** Begin Raw records **
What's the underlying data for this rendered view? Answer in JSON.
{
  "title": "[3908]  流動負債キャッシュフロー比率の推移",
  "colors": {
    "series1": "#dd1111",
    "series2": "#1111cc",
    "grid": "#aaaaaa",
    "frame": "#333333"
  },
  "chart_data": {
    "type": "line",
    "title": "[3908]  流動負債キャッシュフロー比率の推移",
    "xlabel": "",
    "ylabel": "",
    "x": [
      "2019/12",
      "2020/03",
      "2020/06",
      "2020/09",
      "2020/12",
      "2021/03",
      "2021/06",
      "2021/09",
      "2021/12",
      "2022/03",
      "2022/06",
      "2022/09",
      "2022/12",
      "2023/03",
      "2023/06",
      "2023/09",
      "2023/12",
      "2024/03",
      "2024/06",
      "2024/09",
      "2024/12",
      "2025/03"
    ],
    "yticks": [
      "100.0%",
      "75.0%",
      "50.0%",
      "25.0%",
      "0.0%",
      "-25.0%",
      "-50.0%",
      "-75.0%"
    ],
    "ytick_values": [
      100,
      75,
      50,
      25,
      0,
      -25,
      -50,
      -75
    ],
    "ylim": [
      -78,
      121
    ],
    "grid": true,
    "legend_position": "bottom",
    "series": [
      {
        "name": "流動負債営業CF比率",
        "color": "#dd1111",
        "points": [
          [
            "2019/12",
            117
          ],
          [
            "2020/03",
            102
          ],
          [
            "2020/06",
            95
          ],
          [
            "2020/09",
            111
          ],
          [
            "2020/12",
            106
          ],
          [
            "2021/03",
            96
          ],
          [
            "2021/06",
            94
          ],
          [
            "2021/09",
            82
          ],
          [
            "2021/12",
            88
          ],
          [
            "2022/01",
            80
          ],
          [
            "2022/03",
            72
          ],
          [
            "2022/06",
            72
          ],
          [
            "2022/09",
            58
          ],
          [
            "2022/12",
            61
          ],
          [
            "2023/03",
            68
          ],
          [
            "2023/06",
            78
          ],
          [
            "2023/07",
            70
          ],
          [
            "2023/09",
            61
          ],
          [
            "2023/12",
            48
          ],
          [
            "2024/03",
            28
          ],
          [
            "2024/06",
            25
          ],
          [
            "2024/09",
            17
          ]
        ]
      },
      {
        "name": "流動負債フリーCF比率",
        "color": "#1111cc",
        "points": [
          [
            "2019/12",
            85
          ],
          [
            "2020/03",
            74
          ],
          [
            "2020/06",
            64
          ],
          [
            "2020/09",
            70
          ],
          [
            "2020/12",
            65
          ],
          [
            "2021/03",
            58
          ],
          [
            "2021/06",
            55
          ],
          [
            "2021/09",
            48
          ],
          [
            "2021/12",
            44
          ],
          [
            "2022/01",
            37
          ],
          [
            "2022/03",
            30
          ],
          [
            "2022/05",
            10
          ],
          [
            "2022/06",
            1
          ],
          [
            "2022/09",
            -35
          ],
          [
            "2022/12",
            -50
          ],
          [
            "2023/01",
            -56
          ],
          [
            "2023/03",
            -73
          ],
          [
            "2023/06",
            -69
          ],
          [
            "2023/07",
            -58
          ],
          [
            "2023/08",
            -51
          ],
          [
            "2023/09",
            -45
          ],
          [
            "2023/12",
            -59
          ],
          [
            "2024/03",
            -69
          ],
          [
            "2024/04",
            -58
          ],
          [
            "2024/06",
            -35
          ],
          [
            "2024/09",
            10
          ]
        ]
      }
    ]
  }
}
** End Raw records **
## Your objective
Transcribe the entire listing above precisely.

## Exercise response
What's the underlying data for this rendered view? Answer in JSON.
{
  "title": "[3908]  流動負債キャッシュフロー比率の推移",
  "colors": {
    "series1": "#dd1111",
    "series2": "#1111cc",
    "grid": "#aaaaaa",
    "frame": "#333333"
  },
  "chart_data": {
    "type": "line",
    "title": "[3908]  流動負債キャッシュフロー比率の推移",
    "xlabel": "",
    "ylabel": "",
    "x": [
      "2019/12",
      "2020/03",
      "2020/06",
      "2020/09",
      "2020/12",
      "2021/03",
      "2021/06",
      "2021/09",
      "2021/12",
      "2022/03",
      "2022/06",
      "2022/09",
      "2022/12",
      "2023/03",
      "2023/06",
      "2023/09",
      "2023/12",
      "2024/03",
      "2024/06",
      "2024/09",
      "2024/12",
      "2025/03"
    ],
    "yticks": [
      "100.0%",
      "75.0%",
      "50.0%",
      "25.0%",
      "0.0%",
      "-25.0%",
      "-50.0%",
      "-75.0%"
    ],
    "ytick_values": [
      100,
      75,
      50,
      25,
      0,
      -25,
      -50,
      -75
    ],
    "ylim": [
      -78,
      121
    ],
    "grid": true,
    "legend_position": "bottom",
    "series": [
      {
        "name": "流動負債営業CF比率",
        "color": "#dd1111",
        "points": [
          [
            "2019/12",
            117
          ],
          [
            "2020/03",
            102
          ],
          [
            "2020/06",
            95
          ],
          [
            "2020/09",
            111
          ],
          [
            "2020/12",
            106
          ],
          [
            "2021/03",
            96
          ],
          [
            "2021/06",
            94
          ],
          [
            "2021/09",
            82
          ],
          [
            "2021/12",
            88
          ],
          [
            "2022/01",
            80
          ],
          [
            "2022/03",
            72
          ],
          [
            "2022/06",
            72
          ],
          [
            "2022/09",
            58
          ],
          [
            "2022/12",
            61
          ],
          [
            "2023/03",
            68
          ],
          [
            "2023/06",
            78
          ],
          [
            "2023/07",
            70
          ],
          [
            "2023/09",
            61
          ],
          [
            "2023/12",
            48
          ],
          [
            "2024/03",
            28
          ],
          [
            "2024/06",
            25
          ],
          [
            "2024/09",
            17
          ]
        ]
      },
      {
        "name": "流動負債フリーCF比率",
        "color": "#1111cc",
        "points": [
          [
            "2019/12",
            85
          ],
          [
            "2020/03",
            74
          ],
          [
            "2020/06",
            64
          ],
          [
            "2020/09",
            70
          ],
          [
            "2020/12",
            65
          ],
          [
            "2021/03",
            58
          ],
          [
            "2021/06",
            55
          ],
          [
            "2021/09",
            48
          ],
          [
            "2021/12",
            44
          ],
          [
            "2022/01",
            37
          ],
          [
            "2022/03",
            30
          ],
          [
            "2022/05",
            10
          ],
          [
            "2022/06",
            1
          ],
          [
            "2022/09",
            -35
          ],
          [
            "2022/12",
            -50
          ],
          [
            "2023/01",
            -56
          ],
          [
            "2023/03",
            -73
          ],
          [
            "2023/06",
            -69
          ],
          [
            "2023/07",
            -58
          ],
          [
            "2023/08",
            -51
          ],
          [
            "2023/09",
            -45
          ],
          [
            "2023/12",
            -59
          ],
          [
            "2024/03",
            -69
          ],
          [
            "2024/04",
            -58
          ],
          [
            "2024/06",
            -35
          ],
          [
            "2024/09",
            10
          ]
        ]
      }
    ]
  }
}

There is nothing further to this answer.